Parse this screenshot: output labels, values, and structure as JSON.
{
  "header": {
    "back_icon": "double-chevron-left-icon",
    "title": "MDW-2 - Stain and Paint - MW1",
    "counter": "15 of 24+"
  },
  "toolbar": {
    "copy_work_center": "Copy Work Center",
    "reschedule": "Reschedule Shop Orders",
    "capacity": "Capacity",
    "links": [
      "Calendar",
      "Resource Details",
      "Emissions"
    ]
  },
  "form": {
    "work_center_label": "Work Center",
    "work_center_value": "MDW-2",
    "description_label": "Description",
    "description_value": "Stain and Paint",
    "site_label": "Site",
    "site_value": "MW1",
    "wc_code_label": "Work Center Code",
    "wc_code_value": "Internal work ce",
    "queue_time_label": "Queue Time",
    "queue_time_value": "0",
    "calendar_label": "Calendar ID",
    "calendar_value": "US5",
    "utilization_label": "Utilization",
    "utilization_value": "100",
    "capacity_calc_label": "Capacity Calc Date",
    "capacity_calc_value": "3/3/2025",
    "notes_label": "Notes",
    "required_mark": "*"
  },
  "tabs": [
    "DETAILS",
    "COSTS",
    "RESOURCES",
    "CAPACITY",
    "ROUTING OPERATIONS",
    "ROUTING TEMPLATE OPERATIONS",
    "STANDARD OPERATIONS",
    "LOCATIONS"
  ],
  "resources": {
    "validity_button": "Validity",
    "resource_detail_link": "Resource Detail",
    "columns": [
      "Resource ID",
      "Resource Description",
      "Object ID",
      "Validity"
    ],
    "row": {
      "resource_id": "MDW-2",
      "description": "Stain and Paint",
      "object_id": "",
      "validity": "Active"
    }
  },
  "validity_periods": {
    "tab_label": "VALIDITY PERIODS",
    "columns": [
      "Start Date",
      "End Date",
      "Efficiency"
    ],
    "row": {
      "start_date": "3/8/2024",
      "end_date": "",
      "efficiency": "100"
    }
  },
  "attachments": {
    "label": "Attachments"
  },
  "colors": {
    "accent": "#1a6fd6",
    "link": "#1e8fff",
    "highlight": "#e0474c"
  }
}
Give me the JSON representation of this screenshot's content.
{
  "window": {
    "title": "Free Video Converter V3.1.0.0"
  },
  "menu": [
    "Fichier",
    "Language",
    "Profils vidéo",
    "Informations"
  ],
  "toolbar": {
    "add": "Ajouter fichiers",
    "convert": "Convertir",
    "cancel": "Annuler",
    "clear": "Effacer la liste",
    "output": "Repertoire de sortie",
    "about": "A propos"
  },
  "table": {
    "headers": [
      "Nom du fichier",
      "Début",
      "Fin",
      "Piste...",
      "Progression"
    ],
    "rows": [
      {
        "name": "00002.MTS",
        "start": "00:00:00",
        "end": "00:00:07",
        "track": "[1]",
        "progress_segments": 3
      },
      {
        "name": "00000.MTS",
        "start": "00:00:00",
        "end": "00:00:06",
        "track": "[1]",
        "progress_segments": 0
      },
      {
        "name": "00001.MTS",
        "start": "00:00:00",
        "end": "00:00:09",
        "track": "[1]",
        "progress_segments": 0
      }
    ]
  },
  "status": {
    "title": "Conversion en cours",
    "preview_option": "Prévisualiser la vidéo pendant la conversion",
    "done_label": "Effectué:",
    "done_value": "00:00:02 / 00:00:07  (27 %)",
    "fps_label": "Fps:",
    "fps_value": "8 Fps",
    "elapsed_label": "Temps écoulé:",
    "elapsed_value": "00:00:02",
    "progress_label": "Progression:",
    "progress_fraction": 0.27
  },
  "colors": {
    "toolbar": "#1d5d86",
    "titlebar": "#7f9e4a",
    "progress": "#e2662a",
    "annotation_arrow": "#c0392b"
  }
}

----

-- Exercise prompt --
Tally the lines of the data that contain the string "name" and report the total alone.

-- Output of the task --
3